Collected data
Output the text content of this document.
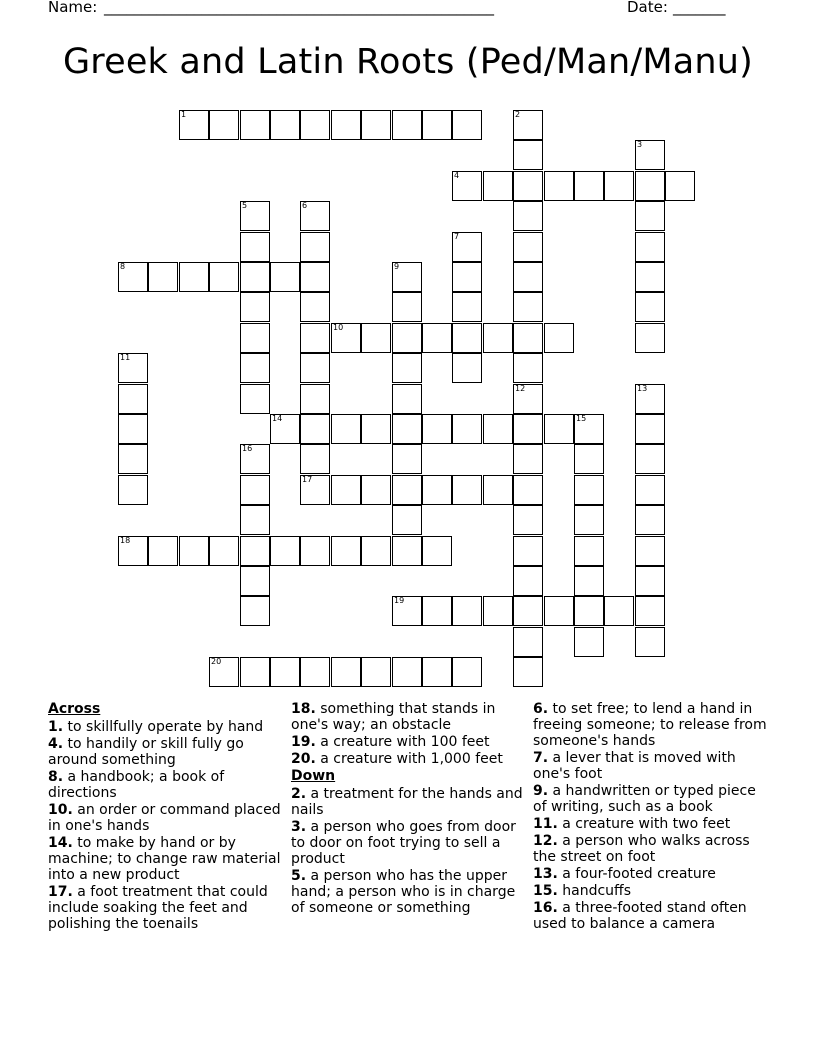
Name: ____________________________________________________	Date: _______
Greek and Latin Roots (Ped/Man/Manu)
1	2
3
4
5	6
17
7
8	9
10
11
12	13
14	15
16
18
19
20
Across
1. to skillfully operate by hand
4. to handily or skill fully go around something
8. a handbook; a book of directions
10. an order or command placed in one's hands
14. to make by hand or by machine; to change raw material into a new product
17. a foot treatment that could include soaking the feet and polishing the toenails
18. something that stands in one's way; an obstacle
19. a creature with 100 feet
20. a creature with 1,000 feet
Down
2. a treatment for the hands and nails
3. a person who goes from door to door on foot trying to sell a product
5. a person who has the upper hand; a person who is in charge of someone or something
6. to set free; to lend a hand in freeing someone; to release from someone's hands
7. a lever that is moved with one's foot
9. a handwritten or typed piece of writing, such as a book
11. a creature with two feet
12. a person who walks across the street on foot
13. a four-footed creature
15. handcuffs
16. a three-footed stand often used to balance a camera
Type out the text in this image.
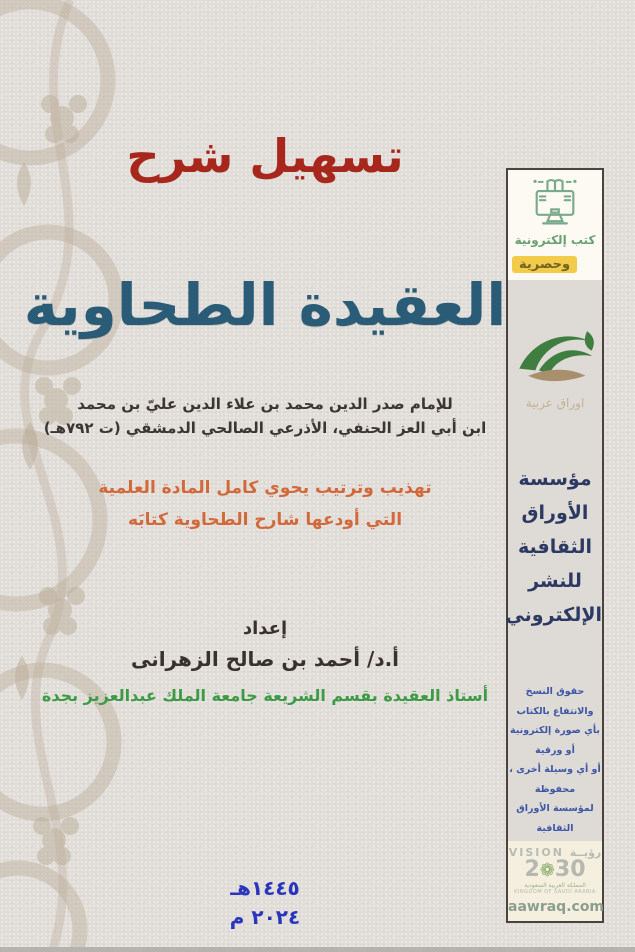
تسهيل شرح
العقيدة الطحاوية
للإمام صدر الدين محمد بن علاء الدين عليّ بن محمد
ابن أبي العز الحنفي، الأذرعي الصالحي الدمشقي (ت ٧٩٢هـ)
تهذيب وترتيب يحوي كامل المادة العلمية
التي أودعها شارح الطحاوية كتابَه
إعداد
أ.د/ أحمد بن صالح الزهرانى
أستاذ العقيدة بقسم الشريعة جامعة الملك عبدالعزيز بجدة
١٤٤٥هـ
٢٠٢٤ م
كتب إلكترونية
وحصرية
اوراق عربية
مؤسسة
الأوراق
الثقافية
للنشر
الإلكتروني
حقوق النسخ والانتفاع بالكتاب
بأي صورة إلكترونية أو ورقية
أو أي وسيلة أخرى ، محفوظة
لمؤسسة الأوراق الثقافية
VISION رؤيــة
2❁30
المملكة العربية السعودية
KINGDOM OF SAUDI ARABIA
aawraq.com
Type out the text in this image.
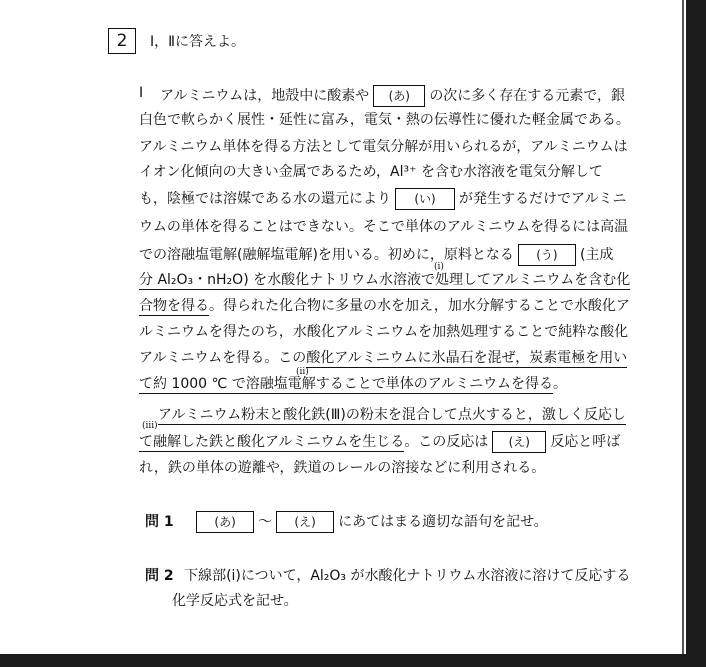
2	Ⅰ，Ⅱに答えよ。
Ⅰ アルミニウムは，地殻中に酸素や (あ) の次に多く存在する元素で，銀
白色で軟らかく展性・延性に富み，電気・熱の伝導性に優れた軽金属である。
アルミニウム単体を得る方法として電気分解が用いられるが，アルミニウムは
イオン化傾向の大きい金属であるため，Al³⁺ を含む水溶液を電気分解して
も，陰極では溶媒である水の還元により (い) が発生するだけでアルミニ
ウムの単体を得ることはできない。そこで単体のアルミニウムを得るには高温
での溶融塩電解(融解塩電解)を用いる。初めに，原料となる (う) (主成
(i)
分 Al₂O₃・nH₂O) を水酸化ナトリウム水溶液で処理してアルミニウムを含む化
合物を得る。得られた化合物に多量の水を加え，加水分解することで水酸化ア
ルミニウムを得たのち，水酸化アルミニウムを加熱処理することで純粋な酸化
アルミニウムを得る。この酸化アルミニウムに氷晶石を混ぜ，炭素電極を用い
(ii)
て約 1000 ℃ で溶融塩電解することで単体のアルミニウムを得る。
アルミニウム粉末と酸化鉄(Ⅲ)の粉末を混合して点火すると，激しく反応し
(iii)
て融解した鉄と酸化アルミニウムを生じる。この反応は (え) 反応と呼ば
れ，鉄の単体の遊離や，鉄道のレールの溶接などに利用される。
問 1	(あ) 〜 (え) にあてはまる適切な語句を記せ。
問 2 下線部(i)について，Al₂O₃ が水酸化ナトリウム水溶液に溶けて反応する
化学反応式を記せ。
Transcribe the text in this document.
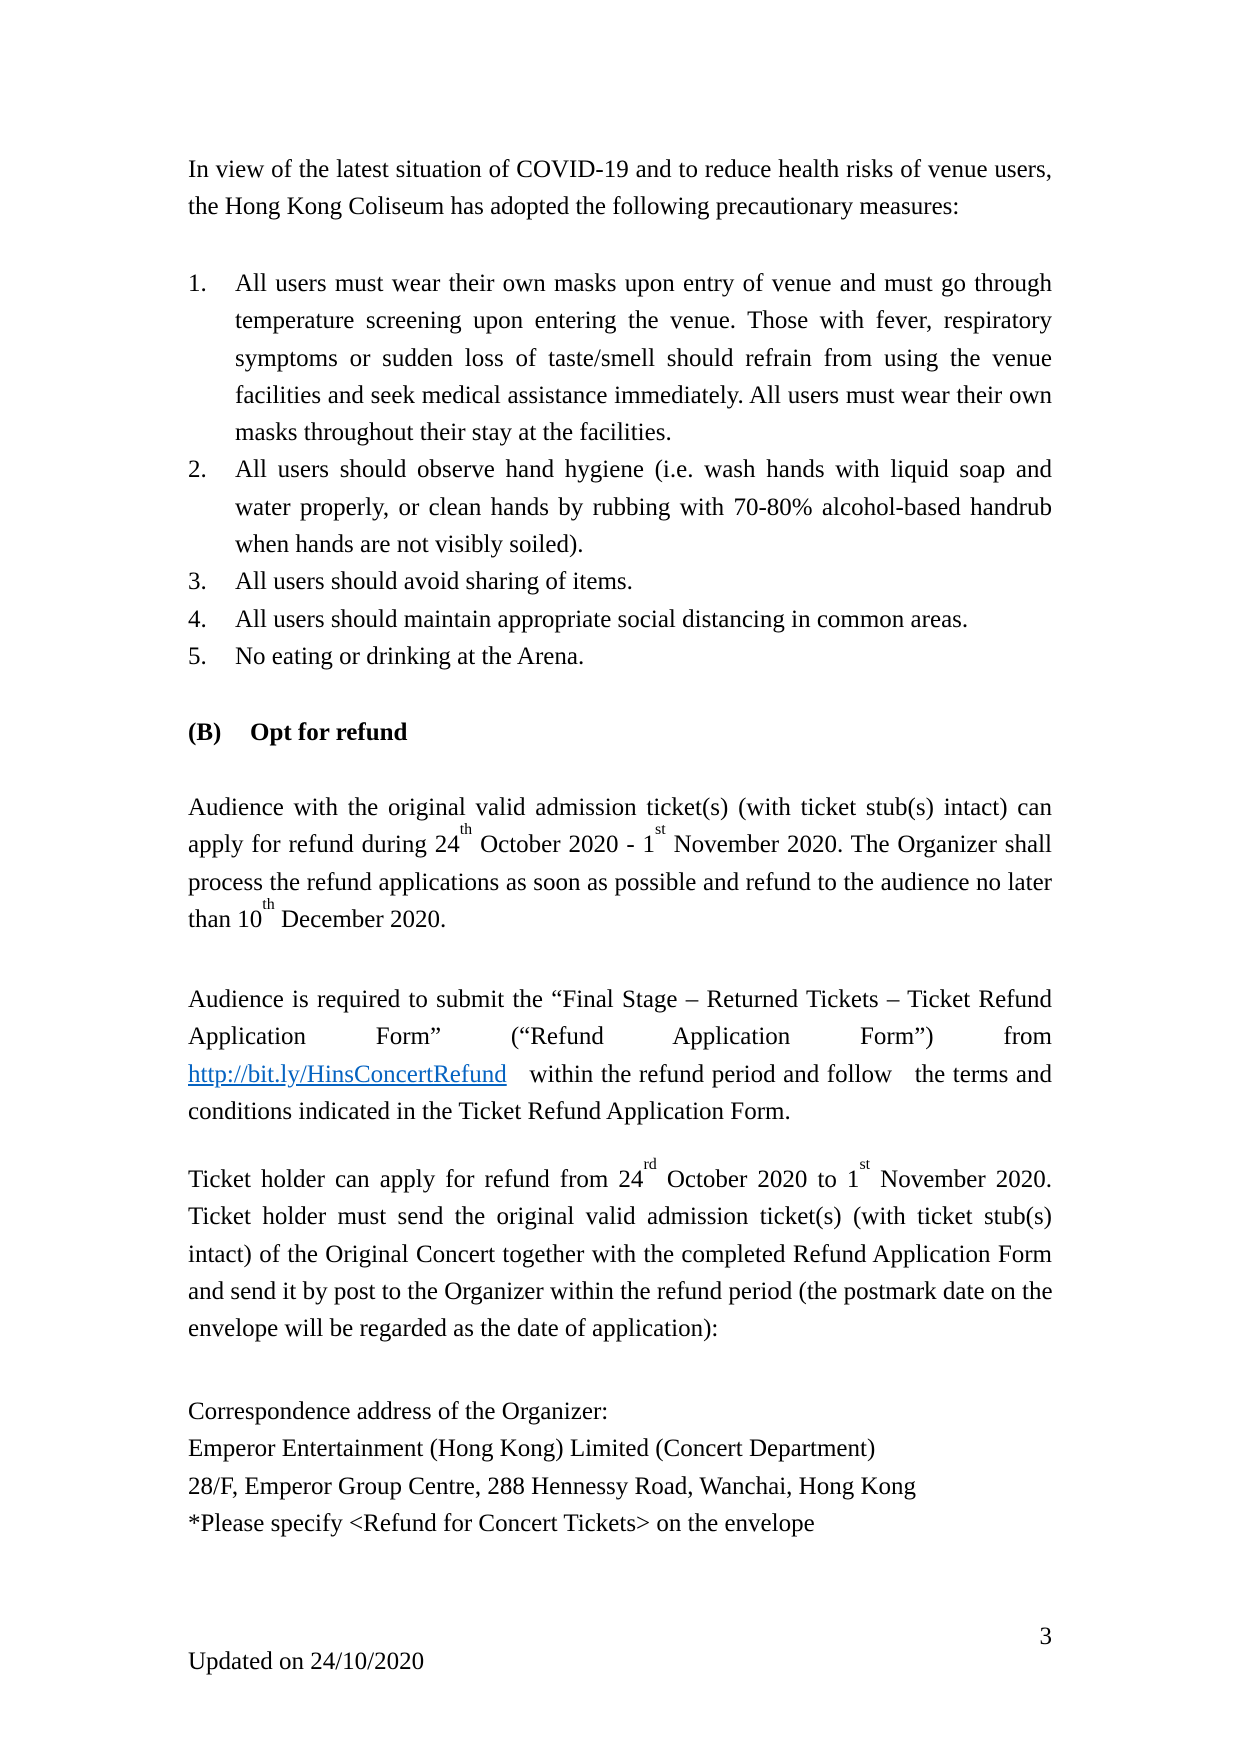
In view of the latest situation of COVID-19 and to reduce health risks of venue users,
the Hong Kong Coliseum has adopted the following precautionary measures:
1. All users must wear their own masks upon entry of venue and must go through
temperature screening upon entering the venue. Those with fever, respiratory
symptoms or sudden loss of taste/smell should refrain from using the venue
facilities and seek medical assistance immediately. All users must wear their own
masks throughout their stay at the facilities.
2. All users should observe hand hygiene (i.e. wash hands with liquid soap and
water properly, or clean hands by rubbing with 70-80% alcohol-based handrub
when hands are not visibly soiled).
3. All users should avoid sharing of items.
4. All users should maintain appropriate social distancing in common areas.
5. No eating or drinking at the Arena.
(B) Opt for refund
Audience with the original valid admission ticket(s) (with ticket stub(s) intact) can
apply for refund during 24th October 2020 - 1st November 2020. The Organizer shall
process the refund applications as soon as possible and refund to the audience no later
than 10th December 2020.
Audience is required to submit the “Final Stage – Returned Tickets – Ticket Refund
Application Form” (“Refund Application Form”) from
http://bit.ly/HinsConcertRefund   within the refund period and follow   the terms and
conditions indicated in the Ticket Refund Application Form.
Ticket holder can apply for refund from 24rd October 2020 to 1st November 2020.
Ticket holder must send the original valid admission ticket(s) (with ticket stub(s)
intact) of the Original Concert together with the completed Refund Application Form
and send it by post to the Organizer within the refund period (the postmark date on the
envelope will be regarded as the date of application):
Correspondence address of the Organizer:
Emperor Entertainment (Hong Kong) Limited (Concert Department)
28/F, Emperor Group Centre, 288 Hennessy Road, Wanchai, Hong Kong
*Please specify <Refund for Concert Tickets> on the envelope
Updated on 24/10/2020
3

EXERCISE BRIEF: Pick out every line with the string "Emperor" and copy it.

CORRECT OUTPUT:
Emperor Entertainment (Hong Kong) Limited (Concert Department)
28/F, Emperor Group Centre, 288 Hennessy Road, Wanchai, Hong Kong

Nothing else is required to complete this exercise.